> [Instructions for the task]: Return the whole listing exactly as it stands.

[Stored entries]
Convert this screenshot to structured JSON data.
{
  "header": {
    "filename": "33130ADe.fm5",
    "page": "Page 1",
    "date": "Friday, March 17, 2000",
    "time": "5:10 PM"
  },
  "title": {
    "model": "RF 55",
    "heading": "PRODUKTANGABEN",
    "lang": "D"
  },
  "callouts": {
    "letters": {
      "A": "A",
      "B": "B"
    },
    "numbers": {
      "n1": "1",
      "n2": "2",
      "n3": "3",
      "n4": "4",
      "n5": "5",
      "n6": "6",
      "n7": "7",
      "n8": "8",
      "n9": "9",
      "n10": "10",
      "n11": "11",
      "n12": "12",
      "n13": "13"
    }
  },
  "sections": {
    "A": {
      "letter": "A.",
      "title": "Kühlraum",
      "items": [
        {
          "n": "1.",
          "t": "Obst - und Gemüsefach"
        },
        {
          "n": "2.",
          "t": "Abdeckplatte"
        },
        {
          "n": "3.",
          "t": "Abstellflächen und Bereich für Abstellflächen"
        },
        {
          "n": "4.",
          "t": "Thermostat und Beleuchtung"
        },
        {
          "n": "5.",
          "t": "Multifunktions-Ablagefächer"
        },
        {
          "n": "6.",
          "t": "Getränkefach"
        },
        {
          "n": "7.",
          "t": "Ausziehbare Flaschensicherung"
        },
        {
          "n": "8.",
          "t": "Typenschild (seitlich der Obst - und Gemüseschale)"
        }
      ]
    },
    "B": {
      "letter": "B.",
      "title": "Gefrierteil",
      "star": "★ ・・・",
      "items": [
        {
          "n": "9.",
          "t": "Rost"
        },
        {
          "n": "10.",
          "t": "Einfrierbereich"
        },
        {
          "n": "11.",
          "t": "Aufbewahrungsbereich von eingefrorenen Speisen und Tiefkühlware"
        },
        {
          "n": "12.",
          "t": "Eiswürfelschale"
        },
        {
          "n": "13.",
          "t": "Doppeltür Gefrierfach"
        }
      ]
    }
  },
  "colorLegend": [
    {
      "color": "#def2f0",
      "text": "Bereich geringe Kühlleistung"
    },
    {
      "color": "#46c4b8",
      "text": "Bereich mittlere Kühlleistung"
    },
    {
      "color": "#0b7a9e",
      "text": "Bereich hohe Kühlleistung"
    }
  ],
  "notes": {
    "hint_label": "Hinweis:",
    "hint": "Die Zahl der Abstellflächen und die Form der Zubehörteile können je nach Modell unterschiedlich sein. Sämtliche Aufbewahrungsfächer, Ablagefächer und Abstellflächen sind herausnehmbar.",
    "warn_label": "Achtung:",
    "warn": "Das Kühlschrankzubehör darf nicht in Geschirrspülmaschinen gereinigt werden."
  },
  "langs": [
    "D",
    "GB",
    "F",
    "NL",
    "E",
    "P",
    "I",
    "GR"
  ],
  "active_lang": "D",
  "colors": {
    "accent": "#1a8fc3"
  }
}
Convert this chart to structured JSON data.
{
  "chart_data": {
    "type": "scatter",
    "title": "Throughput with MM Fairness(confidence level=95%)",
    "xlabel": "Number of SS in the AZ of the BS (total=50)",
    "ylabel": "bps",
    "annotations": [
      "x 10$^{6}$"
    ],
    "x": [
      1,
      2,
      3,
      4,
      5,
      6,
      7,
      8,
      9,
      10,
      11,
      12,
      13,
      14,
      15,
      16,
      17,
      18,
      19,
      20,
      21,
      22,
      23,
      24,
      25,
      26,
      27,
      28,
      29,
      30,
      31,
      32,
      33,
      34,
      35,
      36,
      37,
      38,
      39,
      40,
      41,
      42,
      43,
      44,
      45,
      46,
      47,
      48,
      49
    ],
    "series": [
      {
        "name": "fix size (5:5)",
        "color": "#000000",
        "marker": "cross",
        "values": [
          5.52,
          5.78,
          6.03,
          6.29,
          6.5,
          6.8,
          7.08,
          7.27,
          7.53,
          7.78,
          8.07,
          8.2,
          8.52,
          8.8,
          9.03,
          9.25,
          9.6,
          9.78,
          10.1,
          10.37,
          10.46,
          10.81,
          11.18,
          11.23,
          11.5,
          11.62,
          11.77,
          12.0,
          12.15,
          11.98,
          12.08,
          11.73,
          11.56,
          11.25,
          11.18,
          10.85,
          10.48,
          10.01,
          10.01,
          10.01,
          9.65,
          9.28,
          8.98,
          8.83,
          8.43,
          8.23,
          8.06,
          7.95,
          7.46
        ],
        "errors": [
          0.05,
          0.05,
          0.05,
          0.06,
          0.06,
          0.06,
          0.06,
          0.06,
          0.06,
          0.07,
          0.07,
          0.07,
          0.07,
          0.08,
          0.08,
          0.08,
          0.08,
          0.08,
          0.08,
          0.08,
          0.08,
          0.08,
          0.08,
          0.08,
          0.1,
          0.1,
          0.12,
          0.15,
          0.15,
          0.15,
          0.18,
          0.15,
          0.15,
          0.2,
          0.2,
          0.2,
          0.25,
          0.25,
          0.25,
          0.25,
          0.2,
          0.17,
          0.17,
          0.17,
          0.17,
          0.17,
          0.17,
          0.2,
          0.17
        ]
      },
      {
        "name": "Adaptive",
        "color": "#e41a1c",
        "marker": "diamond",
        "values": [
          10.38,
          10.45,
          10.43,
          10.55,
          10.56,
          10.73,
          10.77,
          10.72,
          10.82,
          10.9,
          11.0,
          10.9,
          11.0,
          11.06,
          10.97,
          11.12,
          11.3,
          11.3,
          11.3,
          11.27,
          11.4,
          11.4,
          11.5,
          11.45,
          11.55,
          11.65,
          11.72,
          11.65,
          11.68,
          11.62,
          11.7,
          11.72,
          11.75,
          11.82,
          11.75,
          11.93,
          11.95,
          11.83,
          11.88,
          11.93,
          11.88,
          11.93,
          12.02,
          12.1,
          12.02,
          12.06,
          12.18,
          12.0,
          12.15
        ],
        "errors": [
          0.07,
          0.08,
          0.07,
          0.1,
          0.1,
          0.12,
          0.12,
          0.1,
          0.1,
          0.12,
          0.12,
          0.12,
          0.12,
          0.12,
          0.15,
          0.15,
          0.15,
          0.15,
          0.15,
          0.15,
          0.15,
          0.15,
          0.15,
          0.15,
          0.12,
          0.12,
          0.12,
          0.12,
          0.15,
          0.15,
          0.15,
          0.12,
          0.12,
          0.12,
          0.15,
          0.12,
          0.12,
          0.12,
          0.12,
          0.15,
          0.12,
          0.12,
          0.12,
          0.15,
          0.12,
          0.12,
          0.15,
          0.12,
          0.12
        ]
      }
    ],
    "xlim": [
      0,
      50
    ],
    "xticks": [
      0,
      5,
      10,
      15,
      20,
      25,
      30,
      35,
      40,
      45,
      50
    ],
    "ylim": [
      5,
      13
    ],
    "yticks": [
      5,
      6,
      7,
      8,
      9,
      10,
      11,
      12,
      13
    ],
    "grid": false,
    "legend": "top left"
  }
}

> [Right answer]:
Convert this screenshot to structured JSON data.
{
  "header": {
    "filename": "33130ADe.fm5",
    "page": "Page 1",
    "date": "Friday, March 17, 2000",
    "time": "5:10 PM"
  },
  "title": {
    "model": "RF 55",
    "heading": "PRODUKTANGABEN",
    "lang": "D"
  },
  "callouts": {
    "letters": {
      "A": "A",
      "B": "B"
    },
    "numbers": {
      "n1": "1",
      "n2": "2",
      "n3": "3",
      "n4": "4",
      "n5": "5",
      "n6": "6",
      "n7": "7",
      "n8": "8",
      "n9": "9",
      "n10": "10",
      "n11": "11",
      "n12": "12",
      "n13": "13"
    }
  },
  "sections": {
    "A": {
      "letter": "A.",
      "title": "Kühlraum",
      "items": [
        {
          "n": "1.",
          "t": "Obst - und Gemüsefach"
        },
        {
          "n": "2.",
          "t": "Abdeckplatte"
        },
        {
          "n": "3.",
          "t": "Abstellflächen und Bereich für Abstellflächen"
        },
        {
          "n": "4.",
          "t": "Thermostat und Beleuchtung"
        },
        {
          "n": "5.",
          "t": "Multifunktions-Ablagefächer"
        },
        {
          "n": "6.",
          "t": "Getränkefach"
        },
        {
          "n": "7.",
          "t": "Ausziehbare Flaschensicherung"
        },
        {
          "n": "8.",
          "t": "Typenschild (seitlich der Obst - und Gemüseschale)"
        }
      ]
    },
    "B": {
      "letter": "B.",
      "title": "Gefrierteil",
      "star": "★ ・・・",
      "items": [
        {
          "n": "9.",
          "t": "Rost"
        },
        {
          "n": "10.",
          "t": "Einfrierbereich"
        },
        {
          "n": "11.",
          "t": "Aufbewahrungsbereich von eingefrorenen Speisen und Tiefkühlware"
        },
        {
          "n": "12.",
          "t": "Eiswürfelschale"
        },
        {
          "n": "13.",
          "t": "Doppeltür Gefrierfach"
        }
      ]
    }
  },
  "colorLegend": [
    {
      "color": "#def2f0",
      "text": "Bereich geringe Kühlleistung"
    },
    {
      "color": "#46c4b8",
      "text": "Bereich mittlere Kühlleistung"
    },
    {
      "color": "#0b7a9e",
      "text": "Bereich hohe Kühlleistung"
    }
  ],
  "notes": {
    "hint_label": "Hinweis:",
    "hint": "Die Zahl der Abstellflächen und die Form der Zubehörteile können je nach Modell unterschiedlich sein. Sämtliche Aufbewahrungsfächer, Ablagefächer und Abstellflächen sind herausnehmbar.",
    "warn_label": "Achtung:",
    "warn": "Das Kühlschrankzubehör darf nicht in Geschirrspülmaschinen gereinigt werden."
  },
  "langs": [
    "D",
    "GB",
    "F",
    "NL",
    "E",
    "P",
    "I",
    "GR"
  ],
  "active_lang": "D",
  "colors": {
    "accent": "#1a8fc3"
  }
}
Convert this chart to structured JSON data.
{
  "chart_data": {
    "type": "scatter",
    "title": "Throughput with MM Fairness(confidence level=95%)",
    "xlabel": "Number of SS in the AZ of the BS (total=50)",
    "ylabel": "bps",
    "annotations": [
      "x 10$^{6}$"
    ],
    "x": [
      1,
      2,
      3,
      4,
      5,
      6,
      7,
      8,
      9,
      10,
      11,
      12,
      13,
      14,
      15,
      16,
      17,
      18,
      19,
      20,
      21,
      22,
      23,
      24,
      25,
      26,
      27,
      28,
      29,
      30,
      31,
      32,
      33,
      34,
      35,
      36,
      37,
      38,
      39,
      40,
      41,
      42,
      43,
      44,
      45,
      46,
      47,
      48,
      49
    ],
    "series": [
      {
        "name": "fix size (5:5)",
        "color": "#000000",
        "marker": "cross",
        "values": [
          5.52,
          5.78,
          6.03,
          6.29,
          6.5,
          6.8,
          7.08,
          7.27,
          7.53,
          7.78,
          8.07,
          8.2,
          8.52,
          8.8,
          9.03,
          9.25,
          9.6,
          9.78,
          10.1,
          10.37,
          10.46,
          10.81,
          11.18,
          11.23,
          11.5,
          11.62,
          11.77,
          12.0,
          12.15,
          11.98,
          12.08,
          11.73,
          11.56,
          11.25,
          11.18,
          10.85,
          10.48,
          10.01,
          10.01,
          10.01,
          9.65,
          9.28,
          8.98,
          8.83,
          8.43,
          8.23,
          8.06,
          7.95,
          7.46
        ],
        "errors": [
          0.05,
          0.05,
          0.05,
          0.06,
          0.06,
          0.06,
          0.06,
          0.06,
          0.06,
          0.07,
          0.07,
          0.07,
          0.07,
          0.08,
          0.08,
          0.08,
          0.08,
          0.08,
          0.08,
          0.08,
          0.08,
          0.08,
          0.08,
          0.08,
          0.1,
          0.1,
          0.12,
          0.15,
          0.15,
          0.15,
          0.18,
          0.15,
          0.15,
          0.2,
          0.2,
          0.2,
          0.25,
          0.25,
          0.25,
          0.25,
          0.2,
          0.17,
          0.17,
          0.17,
          0.17,
          0.17,
          0.17,
          0.2,
          0.17
        ]
      },
      {
        "name": "Adaptive",
        "color": "#e41a1c",
        "marker": "diamond",
        "values": [
          10.38,
          10.45,
          10.43,
          10.55,
          10.56,
          10.73,
          10.77,
          10.72,
          10.82,
          10.9,
          11.0,
          10.9,
          11.0,
          11.06,
          10.97,
          11.12,
          11.3,
          11.3,
          11.3,
          11.27,
          11.4,
          11.4,
          11.5,
          11.45,
          11.55,
          11.65,
          11.72,
          11.65,
          11.68,
          11.62,
          11.7,
          11.72,
          11.75,
          11.82,
          11.75,
          11.93,
          11.95,
          11.83,
          11.88,
          11.93,
          11.88,
          11.93,
          12.02,
          12.1,
          12.02,
          12.06,
          12.18,
          12.0,
          12.15
        ],
        "errors": [
          0.07,
          0.08,
          0.07,
          0.1,
          0.1,
          0.12,
          0.12,
          0.1,
          0.1,
          0.12,
          0.12,
          0.12,
          0.12,
          0.12,
          0.15,
          0.15,
          0.15,
          0.15,
          0.15,
          0.15,
          0.15,
          0.15,
          0.15,
          0.15,
          0.12,
          0.12,
          0.12,
          0.12,
          0.15,
          0.15,
          0.15,
          0.12,
          0.12,
          0.12,
          0.15,
          0.12,
          0.12,
          0.12,
          0.12,
          0.15,
          0.12,
          0.12,
          0.12,
          0.15,
          0.12,
          0.12,
          0.15,
          0.12,
          0.12
        ]
      }
    ],
    "xlim": [
      0,
      50
    ],
    "xticks": [
      0,
      5,
      10,
      15,
      20,
      25,
      30,
      35,
      40,
      45,
      50
    ],
    "ylim": [
      5,
      13
    ],
    "yticks": [
      5,
      6,
      7,
      8,
      9,
      10,
      11,
      12,
      13
    ],
    "grid": false,
    "legend": "top left"
  }
}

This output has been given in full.